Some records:
####################

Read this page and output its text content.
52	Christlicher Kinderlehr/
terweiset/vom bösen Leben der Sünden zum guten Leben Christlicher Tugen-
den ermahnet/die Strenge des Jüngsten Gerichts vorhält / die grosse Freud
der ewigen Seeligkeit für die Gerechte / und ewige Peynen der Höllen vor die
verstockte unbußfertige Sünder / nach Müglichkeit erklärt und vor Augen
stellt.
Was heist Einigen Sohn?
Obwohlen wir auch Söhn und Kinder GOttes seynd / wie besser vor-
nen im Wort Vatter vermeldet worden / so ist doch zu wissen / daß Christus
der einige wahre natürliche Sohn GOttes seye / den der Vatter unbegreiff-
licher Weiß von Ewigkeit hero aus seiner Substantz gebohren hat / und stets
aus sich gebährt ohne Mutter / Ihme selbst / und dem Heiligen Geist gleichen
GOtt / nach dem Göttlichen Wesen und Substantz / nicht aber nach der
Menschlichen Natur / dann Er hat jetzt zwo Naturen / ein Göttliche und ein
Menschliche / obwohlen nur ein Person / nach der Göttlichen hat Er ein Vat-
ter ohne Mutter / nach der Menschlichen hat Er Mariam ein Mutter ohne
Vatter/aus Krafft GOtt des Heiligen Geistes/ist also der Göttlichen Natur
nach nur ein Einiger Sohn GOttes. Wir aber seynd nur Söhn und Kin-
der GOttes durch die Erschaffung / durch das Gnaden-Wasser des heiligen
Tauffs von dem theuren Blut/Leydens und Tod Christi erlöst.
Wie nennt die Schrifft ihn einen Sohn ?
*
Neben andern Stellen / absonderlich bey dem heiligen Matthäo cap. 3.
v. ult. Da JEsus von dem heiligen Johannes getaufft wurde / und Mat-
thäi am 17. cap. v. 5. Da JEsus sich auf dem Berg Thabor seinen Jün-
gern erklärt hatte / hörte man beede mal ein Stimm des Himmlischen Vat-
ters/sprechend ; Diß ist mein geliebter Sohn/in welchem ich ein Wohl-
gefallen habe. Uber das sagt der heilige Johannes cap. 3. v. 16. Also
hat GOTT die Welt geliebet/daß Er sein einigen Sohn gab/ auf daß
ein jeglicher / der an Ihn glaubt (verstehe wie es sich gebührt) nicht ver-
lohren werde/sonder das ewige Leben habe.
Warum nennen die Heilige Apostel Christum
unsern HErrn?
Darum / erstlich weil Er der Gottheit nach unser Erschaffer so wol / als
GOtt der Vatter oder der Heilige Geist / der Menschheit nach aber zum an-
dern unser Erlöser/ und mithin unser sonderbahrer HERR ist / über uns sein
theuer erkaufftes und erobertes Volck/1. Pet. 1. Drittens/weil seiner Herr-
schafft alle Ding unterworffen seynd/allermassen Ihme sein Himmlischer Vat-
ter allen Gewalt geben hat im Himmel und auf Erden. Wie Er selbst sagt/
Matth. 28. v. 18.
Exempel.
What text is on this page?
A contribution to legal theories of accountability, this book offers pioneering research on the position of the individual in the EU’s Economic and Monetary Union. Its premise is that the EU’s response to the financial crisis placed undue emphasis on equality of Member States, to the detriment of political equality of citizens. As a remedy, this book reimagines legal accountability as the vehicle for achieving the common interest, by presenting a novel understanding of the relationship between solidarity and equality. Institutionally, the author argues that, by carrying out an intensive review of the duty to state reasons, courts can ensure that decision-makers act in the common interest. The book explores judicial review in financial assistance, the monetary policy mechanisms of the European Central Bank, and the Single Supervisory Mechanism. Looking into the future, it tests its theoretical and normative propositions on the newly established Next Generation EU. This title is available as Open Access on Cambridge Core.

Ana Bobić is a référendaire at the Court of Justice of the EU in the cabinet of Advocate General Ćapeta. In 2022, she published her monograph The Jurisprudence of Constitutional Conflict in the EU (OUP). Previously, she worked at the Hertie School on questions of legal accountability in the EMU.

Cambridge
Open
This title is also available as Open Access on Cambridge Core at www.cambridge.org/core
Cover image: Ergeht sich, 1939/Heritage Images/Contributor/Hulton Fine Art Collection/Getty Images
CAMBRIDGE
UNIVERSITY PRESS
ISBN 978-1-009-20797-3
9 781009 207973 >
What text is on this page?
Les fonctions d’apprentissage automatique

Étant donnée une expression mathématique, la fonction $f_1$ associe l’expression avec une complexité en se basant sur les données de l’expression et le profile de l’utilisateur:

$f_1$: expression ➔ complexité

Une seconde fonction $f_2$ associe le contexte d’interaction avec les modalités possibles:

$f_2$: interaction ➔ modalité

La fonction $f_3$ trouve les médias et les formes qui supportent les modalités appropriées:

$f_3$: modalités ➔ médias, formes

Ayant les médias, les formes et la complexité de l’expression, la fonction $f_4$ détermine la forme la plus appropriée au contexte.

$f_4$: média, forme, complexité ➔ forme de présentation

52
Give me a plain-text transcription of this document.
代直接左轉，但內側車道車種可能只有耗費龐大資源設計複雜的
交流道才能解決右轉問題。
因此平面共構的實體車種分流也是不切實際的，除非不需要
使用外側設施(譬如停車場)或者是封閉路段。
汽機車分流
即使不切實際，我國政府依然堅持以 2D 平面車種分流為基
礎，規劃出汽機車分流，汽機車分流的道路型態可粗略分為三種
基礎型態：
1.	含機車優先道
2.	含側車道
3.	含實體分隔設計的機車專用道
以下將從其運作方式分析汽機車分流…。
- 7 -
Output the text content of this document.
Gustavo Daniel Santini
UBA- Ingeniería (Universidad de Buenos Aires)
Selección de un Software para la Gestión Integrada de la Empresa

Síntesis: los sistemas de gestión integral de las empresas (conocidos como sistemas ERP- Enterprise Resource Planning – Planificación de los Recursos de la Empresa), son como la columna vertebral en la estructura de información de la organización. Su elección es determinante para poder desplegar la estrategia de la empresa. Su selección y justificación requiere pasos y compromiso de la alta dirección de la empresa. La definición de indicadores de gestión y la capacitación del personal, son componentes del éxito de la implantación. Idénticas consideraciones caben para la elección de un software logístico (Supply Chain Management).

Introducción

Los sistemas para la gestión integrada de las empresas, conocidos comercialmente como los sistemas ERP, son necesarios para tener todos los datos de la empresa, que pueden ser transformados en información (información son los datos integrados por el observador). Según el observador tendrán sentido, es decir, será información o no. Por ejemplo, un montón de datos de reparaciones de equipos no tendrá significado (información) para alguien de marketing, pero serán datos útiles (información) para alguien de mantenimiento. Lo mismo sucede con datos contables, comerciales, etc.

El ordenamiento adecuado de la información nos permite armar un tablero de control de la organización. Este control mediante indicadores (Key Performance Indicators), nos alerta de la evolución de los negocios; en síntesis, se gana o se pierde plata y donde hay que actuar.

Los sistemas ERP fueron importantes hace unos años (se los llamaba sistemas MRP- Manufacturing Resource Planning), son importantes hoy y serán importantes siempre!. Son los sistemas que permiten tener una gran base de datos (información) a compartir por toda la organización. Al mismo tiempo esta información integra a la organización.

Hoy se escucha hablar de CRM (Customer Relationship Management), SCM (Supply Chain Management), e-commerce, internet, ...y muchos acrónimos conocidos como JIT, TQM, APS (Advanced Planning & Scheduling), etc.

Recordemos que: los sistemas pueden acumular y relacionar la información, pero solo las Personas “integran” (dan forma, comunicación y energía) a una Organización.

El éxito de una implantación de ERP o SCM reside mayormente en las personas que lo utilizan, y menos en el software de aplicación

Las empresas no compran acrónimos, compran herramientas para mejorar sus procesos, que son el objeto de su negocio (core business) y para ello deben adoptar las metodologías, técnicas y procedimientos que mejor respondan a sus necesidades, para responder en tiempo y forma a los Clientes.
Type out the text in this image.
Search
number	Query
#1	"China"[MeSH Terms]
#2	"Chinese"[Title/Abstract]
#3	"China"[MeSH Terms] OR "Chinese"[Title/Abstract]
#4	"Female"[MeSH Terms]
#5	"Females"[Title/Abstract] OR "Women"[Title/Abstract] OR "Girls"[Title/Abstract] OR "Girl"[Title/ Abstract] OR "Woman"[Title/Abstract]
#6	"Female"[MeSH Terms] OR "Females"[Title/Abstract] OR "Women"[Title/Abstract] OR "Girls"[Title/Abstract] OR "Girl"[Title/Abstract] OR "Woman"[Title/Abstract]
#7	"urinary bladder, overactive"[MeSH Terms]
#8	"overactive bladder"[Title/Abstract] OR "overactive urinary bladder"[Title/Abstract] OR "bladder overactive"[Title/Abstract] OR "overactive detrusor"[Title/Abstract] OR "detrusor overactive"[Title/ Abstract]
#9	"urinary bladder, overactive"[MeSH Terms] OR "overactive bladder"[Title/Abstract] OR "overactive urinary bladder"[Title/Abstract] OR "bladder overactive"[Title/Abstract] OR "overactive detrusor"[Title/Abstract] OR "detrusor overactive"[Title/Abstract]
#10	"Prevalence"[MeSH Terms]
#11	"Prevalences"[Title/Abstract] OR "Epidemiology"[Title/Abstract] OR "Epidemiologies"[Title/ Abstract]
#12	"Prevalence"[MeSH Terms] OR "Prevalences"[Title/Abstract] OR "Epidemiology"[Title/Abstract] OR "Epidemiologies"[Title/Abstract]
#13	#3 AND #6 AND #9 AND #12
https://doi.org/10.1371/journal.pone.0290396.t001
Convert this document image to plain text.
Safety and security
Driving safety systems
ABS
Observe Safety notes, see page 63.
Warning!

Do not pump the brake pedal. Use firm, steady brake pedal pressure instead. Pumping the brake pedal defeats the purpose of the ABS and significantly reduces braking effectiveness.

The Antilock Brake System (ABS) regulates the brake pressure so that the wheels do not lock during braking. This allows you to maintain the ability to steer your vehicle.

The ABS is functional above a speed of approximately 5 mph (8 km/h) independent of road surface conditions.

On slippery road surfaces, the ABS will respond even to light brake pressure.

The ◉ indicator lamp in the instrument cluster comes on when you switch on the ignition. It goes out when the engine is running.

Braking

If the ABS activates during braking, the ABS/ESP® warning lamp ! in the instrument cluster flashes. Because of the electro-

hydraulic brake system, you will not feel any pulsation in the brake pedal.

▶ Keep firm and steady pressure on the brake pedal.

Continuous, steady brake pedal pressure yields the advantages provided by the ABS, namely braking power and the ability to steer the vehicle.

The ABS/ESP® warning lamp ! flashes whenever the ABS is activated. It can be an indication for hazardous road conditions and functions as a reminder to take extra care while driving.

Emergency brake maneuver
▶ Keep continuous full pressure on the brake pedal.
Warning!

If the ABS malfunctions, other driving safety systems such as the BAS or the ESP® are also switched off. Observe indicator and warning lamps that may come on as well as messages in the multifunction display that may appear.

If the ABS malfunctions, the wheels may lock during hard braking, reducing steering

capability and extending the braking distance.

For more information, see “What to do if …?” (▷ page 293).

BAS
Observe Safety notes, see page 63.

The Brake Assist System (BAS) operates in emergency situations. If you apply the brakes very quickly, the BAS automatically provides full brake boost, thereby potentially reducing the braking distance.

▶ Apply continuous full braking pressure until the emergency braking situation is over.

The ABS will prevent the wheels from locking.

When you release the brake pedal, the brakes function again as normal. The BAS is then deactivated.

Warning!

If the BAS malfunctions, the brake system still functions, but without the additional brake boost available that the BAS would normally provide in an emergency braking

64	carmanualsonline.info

####################

AIM:
Copy all lines from the data that hold the word "during".

RIGHT ANSWER:
The Antilock Brake System (ABS) regulates the brake pressure so that the wheels do not lock during braking. This allows you to maintain the ability to steer your vehicle.
If the ABS activates during braking, the ABS/ESP® warning lamp ! in the instrument cluster flashes. Because of the electro-
If the ABS malfunctions, the wheels may lock during hard braking, reducing steering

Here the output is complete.